• _Written exercise_: All records below must be retyped exactly.

• _Given entries_:
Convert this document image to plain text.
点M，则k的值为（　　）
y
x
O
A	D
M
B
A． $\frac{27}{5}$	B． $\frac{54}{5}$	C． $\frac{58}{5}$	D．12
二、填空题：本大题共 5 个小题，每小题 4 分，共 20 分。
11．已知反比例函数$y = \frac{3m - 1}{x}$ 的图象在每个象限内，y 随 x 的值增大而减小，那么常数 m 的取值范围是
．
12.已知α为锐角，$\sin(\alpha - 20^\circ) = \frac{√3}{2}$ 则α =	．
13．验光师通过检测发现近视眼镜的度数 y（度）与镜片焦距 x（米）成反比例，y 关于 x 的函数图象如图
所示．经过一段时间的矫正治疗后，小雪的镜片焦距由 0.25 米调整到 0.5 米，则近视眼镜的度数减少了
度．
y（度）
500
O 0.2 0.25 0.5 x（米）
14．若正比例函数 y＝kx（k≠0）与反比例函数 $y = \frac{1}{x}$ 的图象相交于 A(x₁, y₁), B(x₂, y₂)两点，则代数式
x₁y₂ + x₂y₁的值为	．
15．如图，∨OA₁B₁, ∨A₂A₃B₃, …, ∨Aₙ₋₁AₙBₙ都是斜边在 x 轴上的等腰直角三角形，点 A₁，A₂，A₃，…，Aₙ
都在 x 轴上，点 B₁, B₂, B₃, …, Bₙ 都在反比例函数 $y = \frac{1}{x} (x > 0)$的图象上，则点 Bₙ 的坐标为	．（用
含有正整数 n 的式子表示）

• _Solution for this exercise_:
Convert this document image to plain text.
点M，则k的值为（　　）
y
x
O
A	D
M
B
A． $\frac{27}{5}$	B． $\frac{54}{5}$	C． $\frac{58}{5}$	D．12
二、填空题：本大题共 5 个小题，每小题 4 分，共 20 分。
11．已知反比例函数$y = \frac{3m - 1}{x}$ 的图象在每个象限内，y 随 x 的值增大而减小，那么常数 m 的取值范围是
．
12.已知α为锐角，$\sin(\alpha - 20^\circ) = \frac{√3}{2}$ 则α =	．
13．验光师通过检测发现近视眼镜的度数 y（度）与镜片焦距 x（米）成反比例，y 关于 x 的函数图象如图
所示．经过一段时间的矫正治疗后，小雪的镜片焦距由 0.25 米调整到 0.5 米，则近视眼镜的度数减少了
度．
y（度）
500
O 0.2 0.25 0.5 x（米）
14．若正比例函数 y＝kx（k≠0）与反比例函数 $y = \frac{1}{x}$ 的图象相交于 A(x₁, y₁), B(x₂, y₂)两点，则代数式
x₁y₂ + x₂y₁的值为	．
15．如图，∨OA₁B₁, ∨A₂A₃B₃, …, ∨Aₙ₋₁AₙBₙ都是斜边在 x 轴上的等腰直角三角形，点 A₁，A₂，A₃，…，Aₙ
都在 x 轴上，点 B₁, B₂, B₃, …, Bₙ 都在反比例函数 $y = \frac{1}{x} (x > 0)$的图象上，则点 Bₙ 的坐标为	．（用
含有正整数 n 的式子表示）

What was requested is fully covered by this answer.